(Figure collection entries)
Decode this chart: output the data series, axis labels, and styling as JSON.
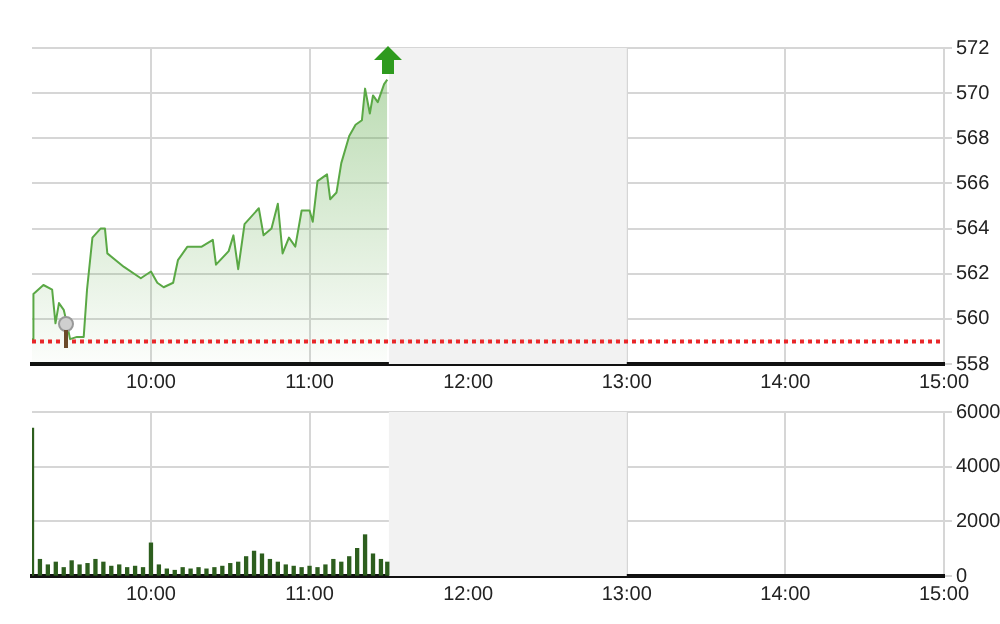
{
  "chart_data": [
    {
      "type": "area",
      "x": [
        9.25,
        9.259,
        9.322,
        9.377,
        9.398,
        9.42,
        9.45,
        9.47,
        9.49,
        9.534,
        9.576,
        9.597,
        9.631,
        9.682,
        9.71,
        9.725,
        9.83,
        9.936,
        10.0,
        10.04,
        10.08,
        10.14,
        10.17,
        10.23,
        10.32,
        10.39,
        10.41,
        10.49,
        10.52,
        10.55,
        10.59,
        10.68,
        10.71,
        10.76,
        10.8,
        10.83,
        10.87,
        10.91,
        10.95,
        11.0,
        11.02,
        11.05,
        11.11,
        11.13,
        11.17,
        11.2,
        11.25,
        11.29,
        11.33,
        11.35,
        11.38,
        11.4,
        11.43,
        11.47,
        11.49
      ],
      "values": [
        559.1,
        561.1,
        561.5,
        561.3,
        559.8,
        560.7,
        560.4,
        559.8,
        559.1,
        559.2,
        559.2,
        561.3,
        563.6,
        564.0,
        564.0,
        562.9,
        562.3,
        561.8,
        562.1,
        561.6,
        561.4,
        561.6,
        562.6,
        563.2,
        563.2,
        563.5,
        562.4,
        563.0,
        563.7,
        562.2,
        564.2,
        564.9,
        563.7,
        564.0,
        565.1,
        562.9,
        563.6,
        563.2,
        564.8,
        564.8,
        564.3,
        566.1,
        566.4,
        565.3,
        565.6,
        566.9,
        568.1,
        568.6,
        568.8,
        570.2,
        569.1,
        569.9,
        569.6,
        570.4,
        570.6
      ],
      "color": "#5aa845",
      "xlim": [
        9.25,
        15
      ],
      "xticks": [
        {
          "value": 10,
          "label": "10:00"
        },
        {
          "value": 11,
          "label": "11:00"
        },
        {
          "value": 12,
          "label": "12:00"
        },
        {
          "value": 13,
          "label": "13:00"
        },
        {
          "value": 14,
          "label": "14:00"
        },
        {
          "value": 15,
          "label": "15:00"
        }
      ],
      "ylim": [
        558,
        572
      ],
      "yticks": [
        558,
        560,
        562,
        564,
        566,
        568,
        570,
        572
      ],
      "grid": true,
      "ref_lines": [
        {
          "axis": "y",
          "value": 559,
          "color": "#e8282b",
          "line_style": "dotted"
        }
      ],
      "bands": [
        {
          "axis": "x",
          "from": 11.5,
          "to": 13,
          "color": "#f2f2f2"
        }
      ]
    },
    {
      "type": "bar",
      "x": [
        9.25,
        9.3,
        9.35,
        9.4,
        9.45,
        9.5,
        9.55,
        9.6,
        9.65,
        9.7,
        9.75,
        9.8,
        9.85,
        9.9,
        9.95,
        10.0,
        10.05,
        10.1,
        10.15,
        10.2,
        10.25,
        10.3,
        10.35,
        10.4,
        10.45,
        10.5,
        10.55,
        10.6,
        10.65,
        10.7,
        10.75,
        10.8,
        10.85,
        10.9,
        10.95,
        11.0,
        11.05,
        11.1,
        11.15,
        11.2,
        11.25,
        11.3,
        11.35,
        11.4,
        11.45,
        11.49
      ],
      "values": [
        5400,
        600,
        400,
        500,
        300,
        550,
        400,
        450,
        600,
        500,
        350,
        400,
        300,
        350,
        300,
        1200,
        400,
        250,
        200,
        300,
        250,
        300,
        250,
        300,
        350,
        450,
        500,
        700,
        900,
        800,
        600,
        500,
        400,
        350,
        300,
        350,
        300,
        400,
        600,
        500,
        700,
        1000,
        1500,
        800,
        600,
        500
      ],
      "color": "#2d5e1e",
      "xlim": [
        9.25,
        15
      ],
      "xticks": [
        {
          "value": 10,
          "label": "10:00"
        },
        {
          "value": 11,
          "label": "11:00"
        },
        {
          "value": 12,
          "label": "12:00"
        },
        {
          "value": 13,
          "label": "13:00"
        },
        {
          "value": 14,
          "label": "14:00"
        },
        {
          "value": 15,
          "label": "15:00"
        }
      ],
      "ylim": [
        0,
        6000
      ],
      "yticks": [
        0,
        2000,
        4000,
        6000
      ],
      "grid": true,
      "bands": [
        {
          "axis": "x",
          "from": 11.5,
          "to": 13,
          "color": "#f2f2f2"
        }
      ]
    }
  ]
}
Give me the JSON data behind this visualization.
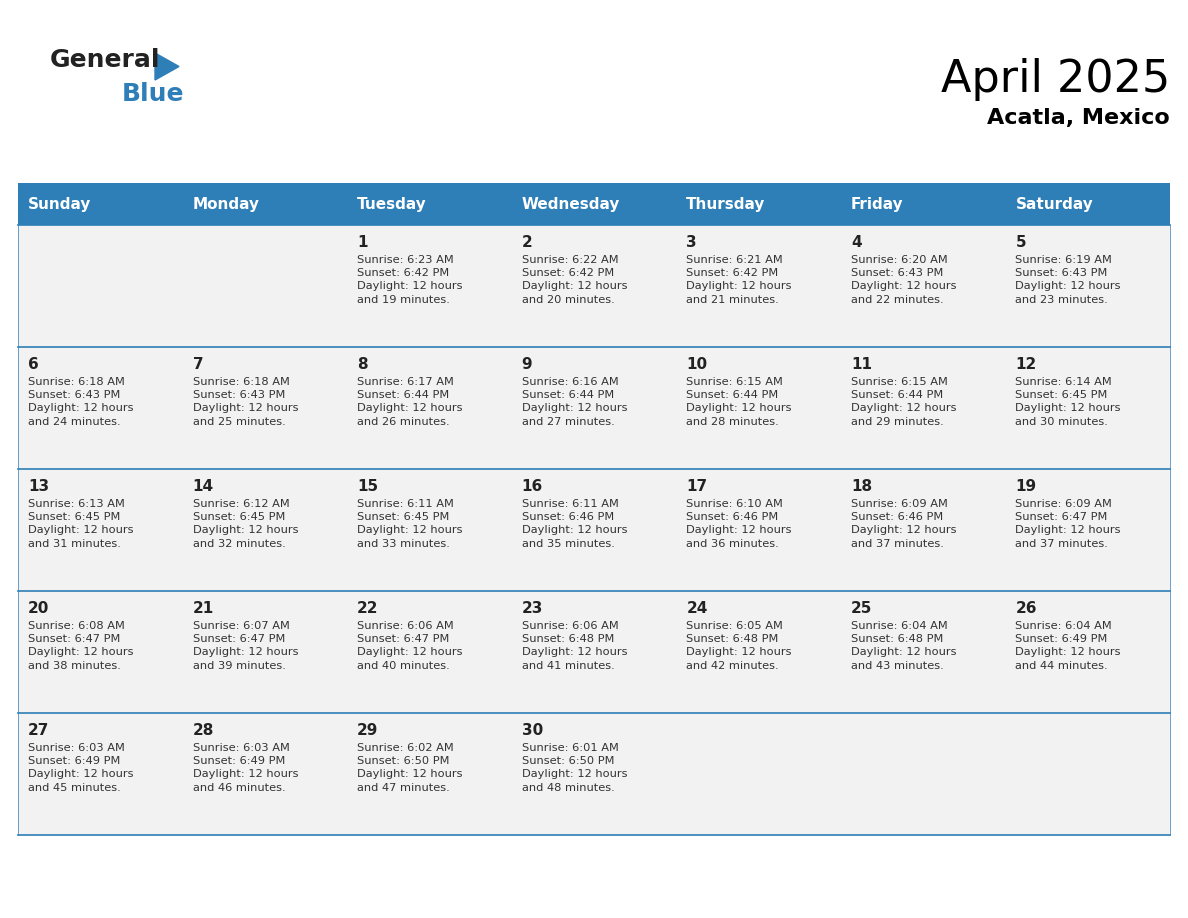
{
  "title": "April 2025",
  "subtitle": "Acatla, Mexico",
  "header_bg": "#2E7EB8",
  "header_text_color": "#FFFFFF",
  "cell_bg_light": "#F2F2F2",
  "cell_bg_white": "#FFFFFF",
  "text_color": "#333333",
  "line_color": "#2E7EB8",
  "days_of_week": [
    "Sunday",
    "Monday",
    "Tuesday",
    "Wednesday",
    "Thursday",
    "Friday",
    "Saturday"
  ],
  "calendar_data": [
    [
      {
        "day": "",
        "info": ""
      },
      {
        "day": "",
        "info": ""
      },
      {
        "day": "1",
        "info": "Sunrise: 6:23 AM\nSunset: 6:42 PM\nDaylight: 12 hours\nand 19 minutes."
      },
      {
        "day": "2",
        "info": "Sunrise: 6:22 AM\nSunset: 6:42 PM\nDaylight: 12 hours\nand 20 minutes."
      },
      {
        "day": "3",
        "info": "Sunrise: 6:21 AM\nSunset: 6:42 PM\nDaylight: 12 hours\nand 21 minutes."
      },
      {
        "day": "4",
        "info": "Sunrise: 6:20 AM\nSunset: 6:43 PM\nDaylight: 12 hours\nand 22 minutes."
      },
      {
        "day": "5",
        "info": "Sunrise: 6:19 AM\nSunset: 6:43 PM\nDaylight: 12 hours\nand 23 minutes."
      }
    ],
    [
      {
        "day": "6",
        "info": "Sunrise: 6:18 AM\nSunset: 6:43 PM\nDaylight: 12 hours\nand 24 minutes."
      },
      {
        "day": "7",
        "info": "Sunrise: 6:18 AM\nSunset: 6:43 PM\nDaylight: 12 hours\nand 25 minutes."
      },
      {
        "day": "8",
        "info": "Sunrise: 6:17 AM\nSunset: 6:44 PM\nDaylight: 12 hours\nand 26 minutes."
      },
      {
        "day": "9",
        "info": "Sunrise: 6:16 AM\nSunset: 6:44 PM\nDaylight: 12 hours\nand 27 minutes."
      },
      {
        "day": "10",
        "info": "Sunrise: 6:15 AM\nSunset: 6:44 PM\nDaylight: 12 hours\nand 28 minutes."
      },
      {
        "day": "11",
        "info": "Sunrise: 6:15 AM\nSunset: 6:44 PM\nDaylight: 12 hours\nand 29 minutes."
      },
      {
        "day": "12",
        "info": "Sunrise: 6:14 AM\nSunset: 6:45 PM\nDaylight: 12 hours\nand 30 minutes."
      }
    ],
    [
      {
        "day": "13",
        "info": "Sunrise: 6:13 AM\nSunset: 6:45 PM\nDaylight: 12 hours\nand 31 minutes."
      },
      {
        "day": "14",
        "info": "Sunrise: 6:12 AM\nSunset: 6:45 PM\nDaylight: 12 hours\nand 32 minutes."
      },
      {
        "day": "15",
        "info": "Sunrise: 6:11 AM\nSunset: 6:45 PM\nDaylight: 12 hours\nand 33 minutes."
      },
      {
        "day": "16",
        "info": "Sunrise: 6:11 AM\nSunset: 6:46 PM\nDaylight: 12 hours\nand 35 minutes."
      },
      {
        "day": "17",
        "info": "Sunrise: 6:10 AM\nSunset: 6:46 PM\nDaylight: 12 hours\nand 36 minutes."
      },
      {
        "day": "18",
        "info": "Sunrise: 6:09 AM\nSunset: 6:46 PM\nDaylight: 12 hours\nand 37 minutes."
      },
      {
        "day": "19",
        "info": "Sunrise: 6:09 AM\nSunset: 6:47 PM\nDaylight: 12 hours\nand 37 minutes."
      }
    ],
    [
      {
        "day": "20",
        "info": "Sunrise: 6:08 AM\nSunset: 6:47 PM\nDaylight: 12 hours\nand 38 minutes."
      },
      {
        "day": "21",
        "info": "Sunrise: 6:07 AM\nSunset: 6:47 PM\nDaylight: 12 hours\nand 39 minutes."
      },
      {
        "day": "22",
        "info": "Sunrise: 6:06 AM\nSunset: 6:47 PM\nDaylight: 12 hours\nand 40 minutes."
      },
      {
        "day": "23",
        "info": "Sunrise: 6:06 AM\nSunset: 6:48 PM\nDaylight: 12 hours\nand 41 minutes."
      },
      {
        "day": "24",
        "info": "Sunrise: 6:05 AM\nSunset: 6:48 PM\nDaylight: 12 hours\nand 42 minutes."
      },
      {
        "day": "25",
        "info": "Sunrise: 6:04 AM\nSunset: 6:48 PM\nDaylight: 12 hours\nand 43 minutes."
      },
      {
        "day": "26",
        "info": "Sunrise: 6:04 AM\nSunset: 6:49 PM\nDaylight: 12 hours\nand 44 minutes."
      }
    ],
    [
      {
        "day": "27",
        "info": "Sunrise: 6:03 AM\nSunset: 6:49 PM\nDaylight: 12 hours\nand 45 minutes."
      },
      {
        "day": "28",
        "info": "Sunrise: 6:03 AM\nSunset: 6:49 PM\nDaylight: 12 hours\nand 46 minutes."
      },
      {
        "day": "29",
        "info": "Sunrise: 6:02 AM\nSunset: 6:50 PM\nDaylight: 12 hours\nand 47 minutes."
      },
      {
        "day": "30",
        "info": "Sunrise: 6:01 AM\nSunset: 6:50 PM\nDaylight: 12 hours\nand 48 minutes."
      },
      {
        "day": "",
        "info": ""
      },
      {
        "day": "",
        "info": ""
      },
      {
        "day": "",
        "info": ""
      }
    ]
  ],
  "logo_text_general": "General",
  "logo_text_blue": "Blue",
  "logo_color_general": "#222222",
  "logo_color_blue": "#2E7EB8",
  "logo_triangle_color": "#2E7EB8"
}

__WHAT IS EXPECTED__
Every line in the data that holds "axis" should be copied out.

__SOLVED PROBLEM__
Decode this chart: output the data series, axis labels, and styling as JSON.
          "axis": "y",
          "axis": "x",
          "axis": "x",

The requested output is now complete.